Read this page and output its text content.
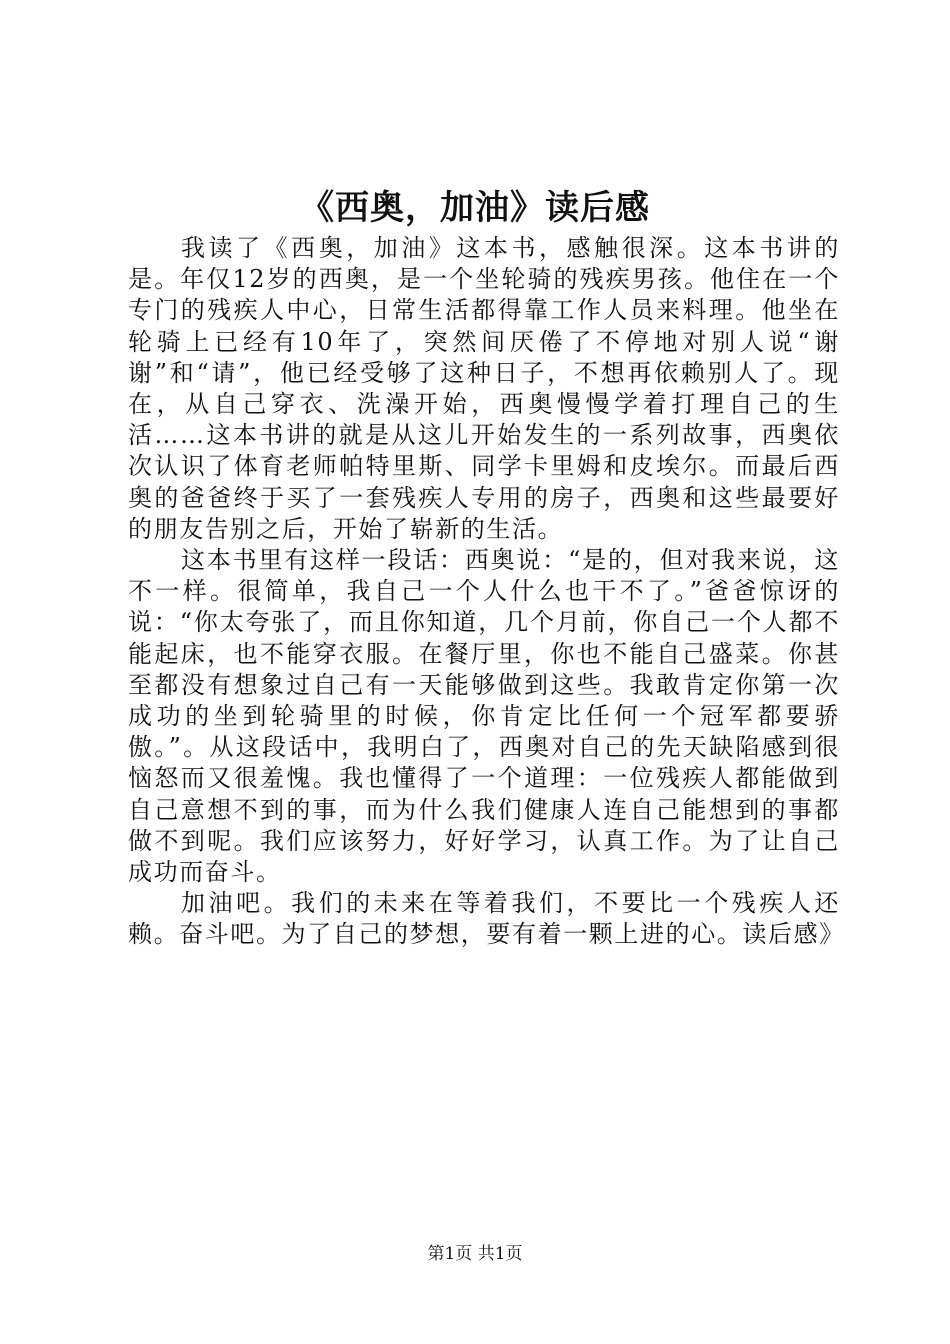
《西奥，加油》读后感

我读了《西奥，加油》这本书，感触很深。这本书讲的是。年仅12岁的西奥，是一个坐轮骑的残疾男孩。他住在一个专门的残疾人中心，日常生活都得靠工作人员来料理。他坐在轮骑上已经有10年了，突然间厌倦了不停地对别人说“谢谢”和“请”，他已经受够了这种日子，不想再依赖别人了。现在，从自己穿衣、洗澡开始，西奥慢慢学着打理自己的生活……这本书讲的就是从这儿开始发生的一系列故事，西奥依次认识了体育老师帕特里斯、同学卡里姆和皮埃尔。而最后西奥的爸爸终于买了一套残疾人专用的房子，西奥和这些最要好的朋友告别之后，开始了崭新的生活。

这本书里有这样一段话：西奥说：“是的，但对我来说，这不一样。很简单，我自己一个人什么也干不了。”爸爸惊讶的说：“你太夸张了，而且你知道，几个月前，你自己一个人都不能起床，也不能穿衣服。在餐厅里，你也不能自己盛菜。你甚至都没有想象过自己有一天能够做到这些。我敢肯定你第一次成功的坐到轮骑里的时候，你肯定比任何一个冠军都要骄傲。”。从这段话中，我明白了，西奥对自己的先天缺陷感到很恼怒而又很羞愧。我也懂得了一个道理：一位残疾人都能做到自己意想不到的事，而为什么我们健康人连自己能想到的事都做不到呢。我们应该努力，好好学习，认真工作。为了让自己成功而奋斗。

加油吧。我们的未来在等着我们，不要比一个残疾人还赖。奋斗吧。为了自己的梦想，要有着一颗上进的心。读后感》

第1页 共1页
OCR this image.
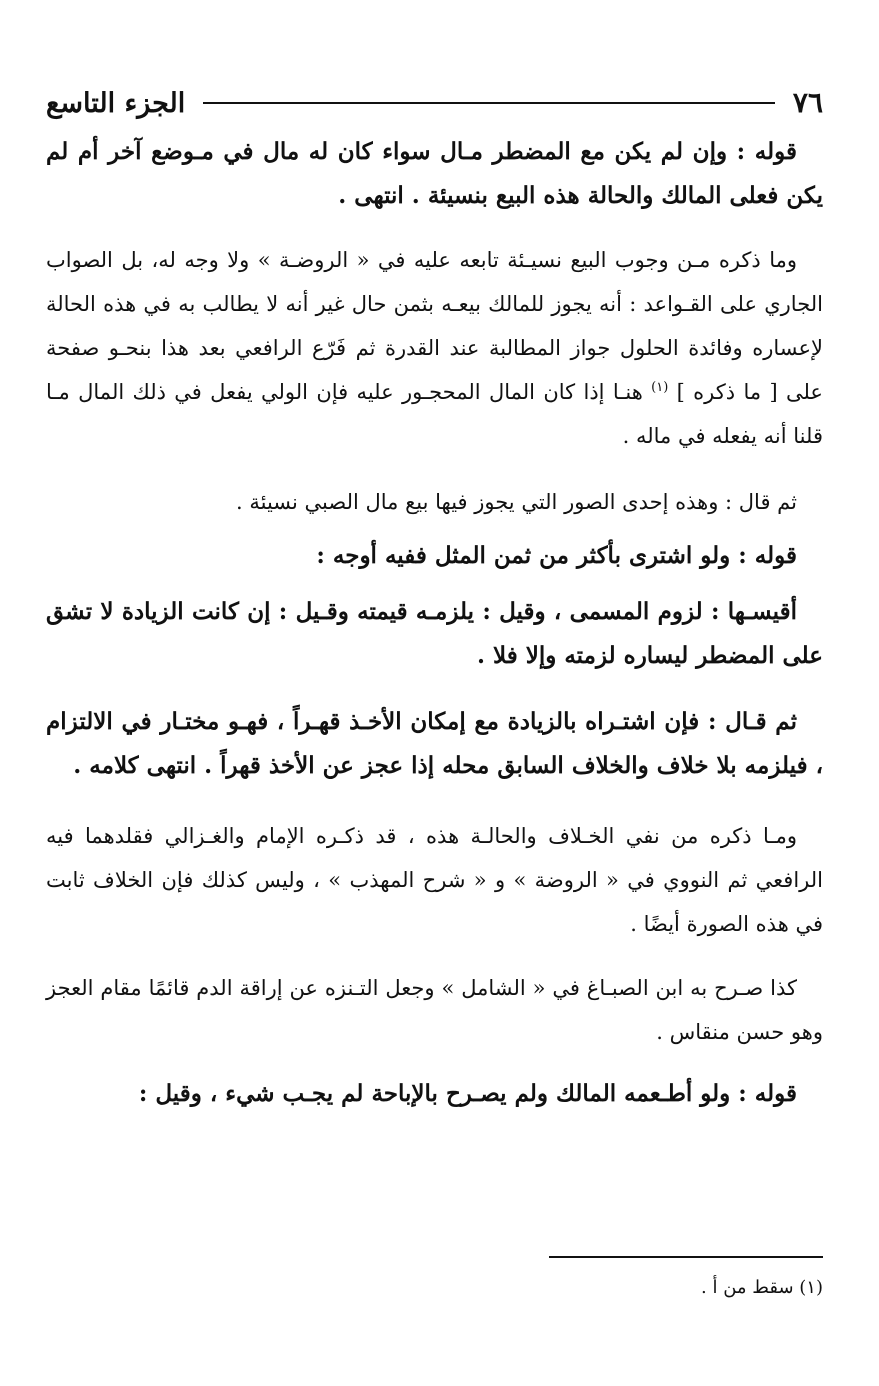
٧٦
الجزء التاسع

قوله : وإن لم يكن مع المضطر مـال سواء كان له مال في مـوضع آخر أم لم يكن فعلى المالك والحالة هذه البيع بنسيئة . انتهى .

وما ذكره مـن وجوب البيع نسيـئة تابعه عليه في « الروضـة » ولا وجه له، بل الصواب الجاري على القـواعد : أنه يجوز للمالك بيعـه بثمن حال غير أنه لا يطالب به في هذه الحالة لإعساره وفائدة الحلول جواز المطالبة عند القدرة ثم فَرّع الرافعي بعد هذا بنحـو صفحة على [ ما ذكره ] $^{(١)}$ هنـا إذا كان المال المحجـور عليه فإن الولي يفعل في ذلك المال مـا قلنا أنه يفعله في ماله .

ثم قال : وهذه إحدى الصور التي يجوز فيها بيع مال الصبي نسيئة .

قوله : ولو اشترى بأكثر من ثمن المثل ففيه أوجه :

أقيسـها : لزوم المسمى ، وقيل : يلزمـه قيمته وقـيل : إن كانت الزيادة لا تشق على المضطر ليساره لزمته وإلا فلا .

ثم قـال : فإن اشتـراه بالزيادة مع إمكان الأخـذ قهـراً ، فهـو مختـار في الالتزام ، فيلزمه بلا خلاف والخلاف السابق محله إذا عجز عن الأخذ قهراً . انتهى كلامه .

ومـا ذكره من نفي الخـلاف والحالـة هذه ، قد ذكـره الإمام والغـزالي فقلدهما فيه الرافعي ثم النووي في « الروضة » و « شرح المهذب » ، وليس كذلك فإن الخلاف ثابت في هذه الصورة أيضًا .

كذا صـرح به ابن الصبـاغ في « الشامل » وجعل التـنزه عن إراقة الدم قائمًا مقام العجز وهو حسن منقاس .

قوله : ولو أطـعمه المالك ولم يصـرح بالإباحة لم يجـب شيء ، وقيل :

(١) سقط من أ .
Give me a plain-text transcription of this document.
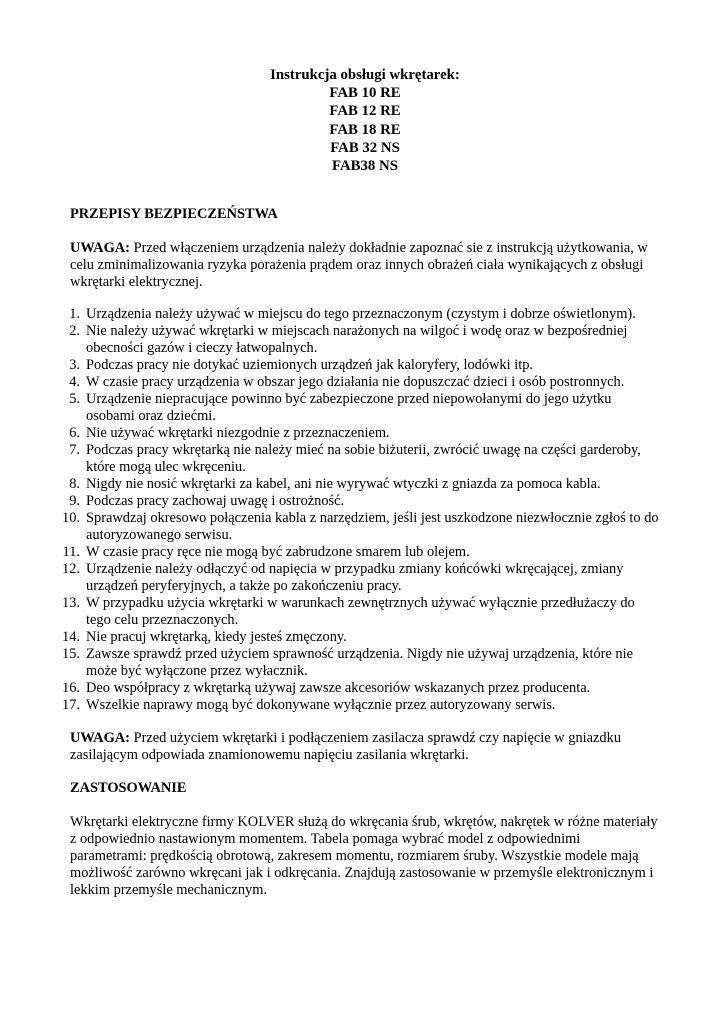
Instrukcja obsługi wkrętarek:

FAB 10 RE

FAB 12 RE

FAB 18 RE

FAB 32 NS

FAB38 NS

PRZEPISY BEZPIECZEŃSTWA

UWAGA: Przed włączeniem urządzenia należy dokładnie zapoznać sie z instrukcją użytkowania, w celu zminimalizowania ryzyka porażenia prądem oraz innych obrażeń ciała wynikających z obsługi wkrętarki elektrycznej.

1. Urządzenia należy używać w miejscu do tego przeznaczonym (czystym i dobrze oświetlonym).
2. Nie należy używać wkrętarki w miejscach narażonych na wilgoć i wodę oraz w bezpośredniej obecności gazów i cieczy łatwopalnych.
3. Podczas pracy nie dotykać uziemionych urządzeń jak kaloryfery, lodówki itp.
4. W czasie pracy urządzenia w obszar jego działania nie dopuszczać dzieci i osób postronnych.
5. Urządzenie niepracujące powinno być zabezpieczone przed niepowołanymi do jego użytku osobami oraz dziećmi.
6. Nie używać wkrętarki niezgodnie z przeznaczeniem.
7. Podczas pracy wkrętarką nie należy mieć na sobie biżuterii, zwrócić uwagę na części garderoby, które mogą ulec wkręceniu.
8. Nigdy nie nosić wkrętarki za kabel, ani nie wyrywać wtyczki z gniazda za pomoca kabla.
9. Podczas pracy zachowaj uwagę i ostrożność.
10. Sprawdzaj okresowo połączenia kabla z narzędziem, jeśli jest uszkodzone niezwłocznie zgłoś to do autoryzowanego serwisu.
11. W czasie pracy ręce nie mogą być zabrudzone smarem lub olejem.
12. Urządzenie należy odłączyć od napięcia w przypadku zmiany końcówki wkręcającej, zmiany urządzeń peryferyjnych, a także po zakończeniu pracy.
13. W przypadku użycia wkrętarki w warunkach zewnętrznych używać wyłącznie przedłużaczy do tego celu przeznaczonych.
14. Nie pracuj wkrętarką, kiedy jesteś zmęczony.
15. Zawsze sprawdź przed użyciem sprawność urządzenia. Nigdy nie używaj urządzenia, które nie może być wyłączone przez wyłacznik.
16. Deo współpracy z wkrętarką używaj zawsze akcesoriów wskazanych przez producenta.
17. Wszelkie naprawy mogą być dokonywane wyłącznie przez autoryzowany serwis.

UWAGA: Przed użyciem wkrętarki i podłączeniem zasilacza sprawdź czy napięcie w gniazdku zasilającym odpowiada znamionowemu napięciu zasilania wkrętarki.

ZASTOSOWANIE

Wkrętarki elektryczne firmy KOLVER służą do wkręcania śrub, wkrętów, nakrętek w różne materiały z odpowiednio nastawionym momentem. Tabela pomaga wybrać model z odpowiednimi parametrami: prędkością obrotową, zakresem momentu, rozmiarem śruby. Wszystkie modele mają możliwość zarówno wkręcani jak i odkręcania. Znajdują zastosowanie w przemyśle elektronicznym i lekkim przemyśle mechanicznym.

Exercise: Make a verbatim copy of all the entries and strip out the pictures.

Full solution:
Read this page and output its text content.
《西奥，加油》读后感

我读了《西奥，加油》这本书，感触很深。这本书讲的是。年仅12岁的西奥，是一个坐轮骑的残疾男孩。他住在一个专门的残疾人中心，日常生活都得靠工作人员来料理。他坐在轮骑上已经有10年了，突然间厌倦了不停地对别人说“谢谢”和“请”，他已经受够了这种日子，不想再依赖别人了。现在，从自己穿衣、洗澡开始，西奥慢慢学着打理自己的生活……这本书讲的就是从这儿开始发生的一系列故事，西奥依次认识了体育老师帕特里斯、同学卡里姆和皮埃尔。而最后西奥的爸爸终于买了一套残疾人专用的房子，西奥和这些最要好的朋友告别之后，开始了崭新的生活。

这本书里有这样一段话：西奥说：“是的，但对我来说，这不一样。很简单，我自己一个人什么也干不了。”爸爸惊讶的说：“你太夸张了，而且你知道，几个月前，你自己一个人都不能起床，也不能穿衣服。在餐厅里，你也不能自己盛菜。你甚至都没有想象过自己有一天能够做到这些。我敢肯定你第一次成功的坐到轮骑里的时候，你肯定比任何一个冠军都要骄傲。”。从这段话中，我明白了，西奥对自己的先天缺陷感到很恼怒而又很羞愧。我也懂得了一个道理：一位残疾人都能做到自己意想不到的事，而为什么我们健康人连自己能想到的事都做不到呢。我们应该努力，好好学习，认真工作。为了让自己成功而奋斗。

加油吧。我们的未来在等着我们，不要比一个残疾人还赖。奋斗吧。为了自己的梦想，要有着一颗上进的心。读后感》

第1页 共1页
OCR this image.
٧٦
الجزء التاسع

قوله : وإن لم يكن مع المضطر مـال سواء كان له مال في مـوضع آخر أم لم يكن فعلى المالك والحالة هذه البيع بنسيئة . انتهى .

وما ذكره مـن وجوب البيع نسيـئة تابعه عليه في « الروضـة » ولا وجه له، بل الصواب الجاري على القـواعد : أنه يجوز للمالك بيعـه بثمن حال غير أنه لا يطالب به في هذه الحالة لإعساره وفائدة الحلول جواز المطالبة عند القدرة ثم فَرّع الرافعي بعد هذا بنحـو صفحة على [ ما ذكره ] $^{(١)}$ هنـا إذا كان المال المحجـور عليه فإن الولي يفعل في ذلك المال مـا قلنا أنه يفعله في ماله .

ثم قال : وهذه إحدى الصور التي يجوز فيها بيع مال الصبي نسيئة .

قوله : ولو اشترى بأكثر من ثمن المثل ففيه أوجه :

أقيسـها : لزوم المسمى ، وقيل : يلزمـه قيمته وقـيل : إن كانت الزيادة لا تشق على المضطر ليساره لزمته وإلا فلا .

ثم قـال : فإن اشتـراه بالزيادة مع إمكان الأخـذ قهـراً ، فهـو مختـار في الالتزام ، فيلزمه بلا خلاف والخلاف السابق محله إذا عجز عن الأخذ قهراً . انتهى كلامه .

ومـا ذكره من نفي الخـلاف والحالـة هذه ، قد ذكـره الإمام والغـزالي فقلدهما فيه الرافعي ثم النووي في « الروضة » و « شرح المهذب » ، وليس كذلك فإن الخلاف ثابت في هذه الصورة أيضًا .

كذا صـرح به ابن الصبـاغ في « الشامل » وجعل التـنزه عن إراقة الدم قائمًا مقام العجز وهو حسن منقاس .

قوله : ولو أطـعمه المالك ولم يصـرح بالإباحة لم يجـب شيء ، وقيل :

(١) سقط من أ .
Give me a plain-text transcription of this document.
Instrukcja obsługi wkrętarek:

FAB 10 RE

FAB 12 RE

FAB 18 RE

FAB 32 NS

FAB38 NS

PRZEPISY BEZPIECZEŃSTWA

UWAGA: Przed włączeniem urządzenia należy dokładnie zapoznać sie z instrukcją użytkowania, w celu zminimalizowania ryzyka porażenia prądem oraz innych obrażeń ciała wynikających z obsługi wkrętarki elektrycznej.

1. Urządzenia należy używać w miejscu do tego przeznaczonym (czystym i dobrze oświetlonym).
2. Nie należy używać wkrętarki w miejscach narażonych na wilgoć i wodę oraz w bezpośredniej obecności gazów i cieczy łatwopalnych.
3. Podczas pracy nie dotykać uziemionych urządzeń jak kaloryfery, lodówki itp.
4. W czasie pracy urządzenia w obszar jego działania nie dopuszczać dzieci i osób postronnych.
5. Urządzenie niepracujące powinno być zabezpieczone przed niepowołanymi do jego użytku osobami oraz dziećmi.
6. Nie używać wkrętarki niezgodnie z przeznaczeniem.
7. Podczas pracy wkrętarką nie należy mieć na sobie biżuterii, zwrócić uwagę na części garderoby, które mogą ulec wkręceniu.
8. Nigdy nie nosić wkrętarki za kabel, ani nie wyrywać wtyczki z gniazda za pomoca kabla.
9. Podczas pracy zachowaj uwagę i ostrożność.
10. Sprawdzaj okresowo połączenia kabla z narzędziem, jeśli jest uszkodzone niezwłocznie zgłoś to do autoryzowanego serwisu.
11. W czasie pracy ręce nie mogą być zabrudzone smarem lub olejem.
12. Urządzenie należy odłączyć od napięcia w przypadku zmiany końcówki wkręcającej, zmiany urządzeń peryferyjnych, a także po zakończeniu pracy.
13. W przypadku użycia wkrętarki w warunkach zewnętrznych używać wyłącznie przedłużaczy do tego celu przeznaczonych.
14. Nie pracuj wkrętarką, kiedy jesteś zmęczony.
15. Zawsze sprawdź przed użyciem sprawność urządzenia. Nigdy nie używaj urządzenia, które nie może być wyłączone przez wyłacznik.
16. Deo współpracy z wkrętarką używaj zawsze akcesoriów wskazanych przez producenta.
17. Wszelkie naprawy mogą być dokonywane wyłącznie przez autoryzowany serwis.

UWAGA: Przed użyciem wkrętarki i podłączeniem zasilacza sprawdź czy napięcie w gniazdku zasilającym odpowiada znamionowemu napięciu zasilania wkrętarki.

ZASTOSOWANIE

Wkrętarki elektryczne firmy KOLVER służą do wkręcania śrub, wkrętów, nakrętek w różne materiały z odpowiednio nastawionym momentem. Tabela pomaga wybrać model z odpowiednimi parametrami: prędkością obrotową, zakresem momentu, rozmiarem śruby. Wszystkie modele mają możliwość zarówno wkręcani jak i odkręcania. Znajdują zastosowanie w przemyśle elektronicznym i lekkim przemyśle mechanicznym.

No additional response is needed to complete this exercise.